Track down every line below that holds "icon" and copy it.

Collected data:
◇ ◇ ◇ ◇

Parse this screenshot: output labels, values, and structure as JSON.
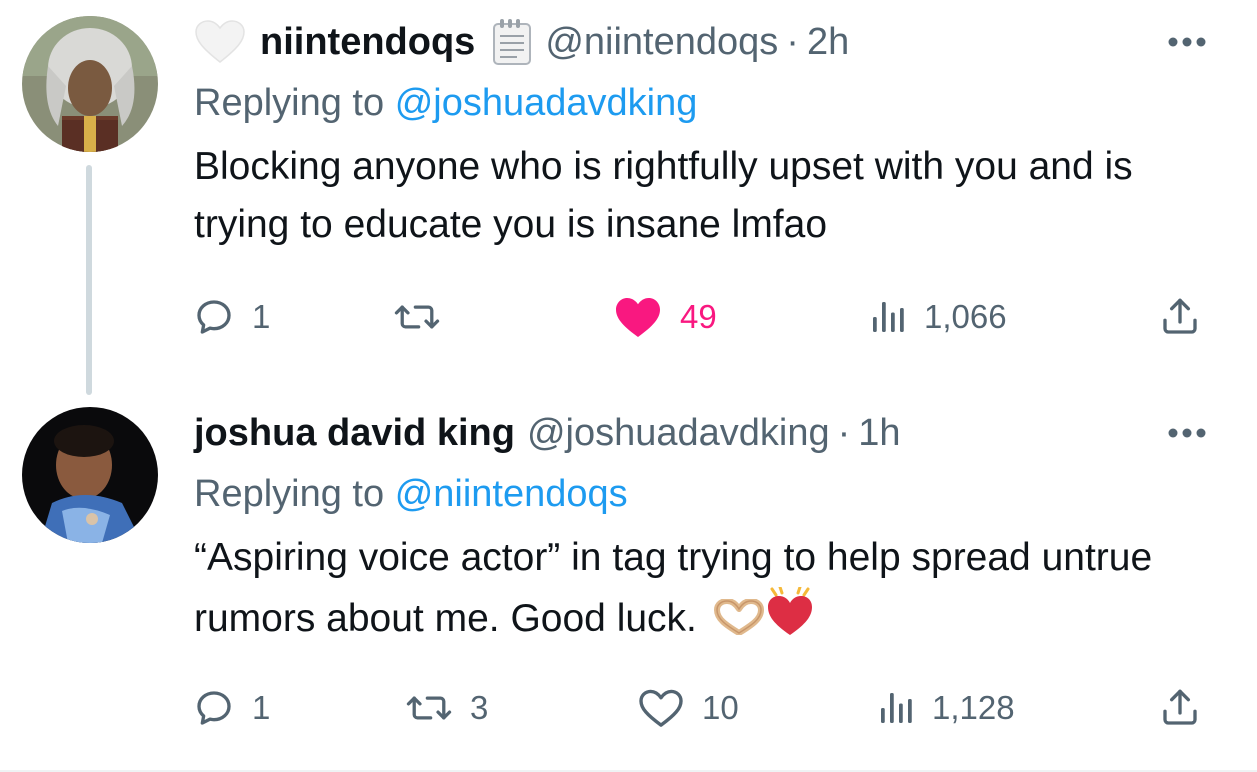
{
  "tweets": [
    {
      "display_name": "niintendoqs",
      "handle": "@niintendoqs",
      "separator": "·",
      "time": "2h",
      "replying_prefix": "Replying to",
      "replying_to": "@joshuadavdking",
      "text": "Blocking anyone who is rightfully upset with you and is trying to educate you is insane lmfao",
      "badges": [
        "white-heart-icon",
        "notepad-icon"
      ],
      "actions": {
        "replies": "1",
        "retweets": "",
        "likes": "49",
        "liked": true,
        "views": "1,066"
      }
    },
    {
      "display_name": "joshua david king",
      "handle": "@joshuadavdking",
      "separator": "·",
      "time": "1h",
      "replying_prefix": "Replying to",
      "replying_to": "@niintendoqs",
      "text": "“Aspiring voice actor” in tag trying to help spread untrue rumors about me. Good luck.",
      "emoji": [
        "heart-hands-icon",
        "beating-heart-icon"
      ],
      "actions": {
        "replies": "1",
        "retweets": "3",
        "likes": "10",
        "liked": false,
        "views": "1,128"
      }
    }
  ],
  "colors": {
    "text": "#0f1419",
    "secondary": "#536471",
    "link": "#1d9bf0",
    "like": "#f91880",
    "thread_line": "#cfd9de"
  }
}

◇ ◇ ◇ ◇

Full output:
        "white-heart-icon",
        "notepad-icon"
        "heart-hands-icon",
        "beating-heart-icon"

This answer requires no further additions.